L'entourage en souffre et sombre parfois dans la dépression ou dans une dynamique groupale symétriquement inverse…l'adhésion a une association "anti secte"…
Que les choses soient claires, je ne critique pas du tout ces organisations de défense loin de la, elles apportent un réconfort souvent nécessaire, mais il y a le risque de se surinvestir dans un tel groupe.
En fait c'est un peu comme les groupes des alcooliques anonymes, les anciens buveurs troquent leur identité "d'alcoolique" contre celle "d'abstinent" ou "d'anciens buveurs". Ce faisant ils ne règlent pas le problème et glissent d'une dépendance a l'Autre, d'une dépendance a l'objet alcool à une dépendance a cet Autre groupal, ils se créent une espèce de moi collectif, et garde leur personnalité alcoolique, ne consommant plus mais ne faisant que de parler de ca…
L'ancien adepte qui adhère ensuite a une association de ce type fait bien souvent exactement la même chose… Il ne fait plus partie d'une secte mais ne fait que de parler de ça… il va essayer de "sauver les autres", n'ayant pu se sauver lui-même a un certain moment, ou en compensation du fait d'avoir été sauve par ce groupe.
De la a dire que ces associations sont des sectes, serait une aberration certaine car heureusement ces groupes sont souvent bien structurés et il n'y a pas de gourous en leur sein…Mais la dynamique est assez proche, si un jour le responsable devenait gourou, nul doute que beaucoup des adhérents le suivraient car ils surinvestissent le groupe, des gens comme eux, qui ont vécu la même chose, qui parlent le même langage…
Concernant les proches, ils veulent essayer de réparer ce qu'ils s'estiment avoir raté. Pour eux, si l'enfant est entre dans un tel groupe, c'est bien qu'ils ont du faire quelque chose de mal… ils essayent parfois alors de trouver des imagos parentaux idéalisés au sein d'une association de défense. Est ce mal ? Je pense que cela est positif pour alléger une souffrance momentanée mais que ces personnes devraient OBLIGATOIREMENT faire un travail psychothérapique et régler leurs problèmes avant de pouvoir être aidant avec les autres. Autrement, il y a projection de ses propres souffrances et de son vécu sur l'autre. on se retrouve alors dans une relation passionnée sinon passionnelle avec autrui…
Au sein de l'ADFI que je cottoye, il y a plein de gens de bonne volonté, trop peut être pour être aidant.. Cependant la souffrance est bien souvent présente et on trouve alors des personnes qui veulent aider autrui mais qui ne sont pas maîtres de ce qu'elles font, les blessures ne sont pas cicatrisées comme on dit.

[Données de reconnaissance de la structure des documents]
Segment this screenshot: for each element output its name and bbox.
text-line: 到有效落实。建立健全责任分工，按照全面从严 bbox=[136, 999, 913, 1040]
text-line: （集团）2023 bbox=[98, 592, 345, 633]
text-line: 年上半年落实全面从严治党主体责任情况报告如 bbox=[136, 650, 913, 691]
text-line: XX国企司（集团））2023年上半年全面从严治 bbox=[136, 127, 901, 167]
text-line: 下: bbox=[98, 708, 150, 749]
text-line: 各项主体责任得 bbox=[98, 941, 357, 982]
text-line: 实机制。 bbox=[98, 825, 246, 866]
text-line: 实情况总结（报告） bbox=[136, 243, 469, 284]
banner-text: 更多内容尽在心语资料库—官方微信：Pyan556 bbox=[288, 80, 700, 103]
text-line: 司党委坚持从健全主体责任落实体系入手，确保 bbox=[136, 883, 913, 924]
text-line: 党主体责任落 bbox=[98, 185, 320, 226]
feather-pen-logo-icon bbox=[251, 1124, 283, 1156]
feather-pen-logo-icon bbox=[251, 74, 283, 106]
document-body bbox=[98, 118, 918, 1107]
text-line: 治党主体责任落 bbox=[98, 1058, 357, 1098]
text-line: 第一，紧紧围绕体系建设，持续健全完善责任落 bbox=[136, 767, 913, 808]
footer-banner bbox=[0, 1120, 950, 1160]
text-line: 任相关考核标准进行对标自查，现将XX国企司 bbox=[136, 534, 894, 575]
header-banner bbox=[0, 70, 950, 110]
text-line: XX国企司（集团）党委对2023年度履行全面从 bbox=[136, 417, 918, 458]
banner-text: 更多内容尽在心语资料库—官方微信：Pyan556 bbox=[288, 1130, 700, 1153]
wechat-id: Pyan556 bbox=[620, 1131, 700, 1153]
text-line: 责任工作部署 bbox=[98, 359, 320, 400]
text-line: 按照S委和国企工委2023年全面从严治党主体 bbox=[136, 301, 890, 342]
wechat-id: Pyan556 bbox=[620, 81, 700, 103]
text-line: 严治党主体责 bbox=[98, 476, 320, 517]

À FAIRE:
1. Répondez aux questions suivantes d'après le texte sur les associations anti-sectes.
(a) À quels groupes l'auteur compare-t-il ces associations ?
(b) Selon l'auteur, que devraient obligatoirement faire les proches avant de pouvoir aider les autres ?
(c) Quelle association l'auteur dit-il côtoyer ?
2. Relevez toutes les expressions placées entre guillemets dans le texte sur les associations anti-sectes.
3. Poursuivez le texte sur les associations anti-sectes à la suite de sa dernière phrase.

RÉPONSES ATTENDUES:
1.
(a) Aux groupes des alcooliques anonymes.
(b) Un travail psychothérapique, afin de régler leurs problèmes.
(c) L'ADFI.

2.
- "anti secte"
- "d'alcoolique"
- "d'abstinent"
- "d'anciens buveurs"
- "sauver les autres"

3.
Chacun a ses convictions religieuses, politiques et il convient d'être au clair avec cela pour pouvoir être "neutre et bienveillant". Le problème est que bien souvent il n'y a pas de l'empathie mais de la sympathie, et cela peut maintenir un certain degrés de dépendance alors même que le but recherche est justement inverse.
J'adresse souvent des personnes a cette association et a d'autres mais il est souhaitable d'entreprendre conjointement un travail avec un professionnel compétent et qualifie (psychologue ou psychiatre).
Il serait bon que ces associations ne fassent que de l'information et de la prévention, mais bien souvent la demande des appelants est autre, ils veulent être compris, entendus, aimes… Face à ce transfert, il y a réponse car les personnes ne sont pas assez formées, mais aussi parce qu'elles n'ont pas toujours résolus leurs problèmes qui les ont elles même amenées à adhérer un jour a ces associations.
Ces problèmes peuvent être résolus, en faisant une formation solide (il faut que l'état fasse acte de plus grande generosite financière), en ayant fait au préalable une psychothérapie (en ayant réglé leurs problèmes), en ayant recours à des supervisions régulières de type groupe de parole (il faut encore que l'état mette la main a la poche), et en sensibilisant les futurs professionnels (psychologues et psychiatres) a ces problématiques spécifiques que sont les sectes et les groupes sectaires.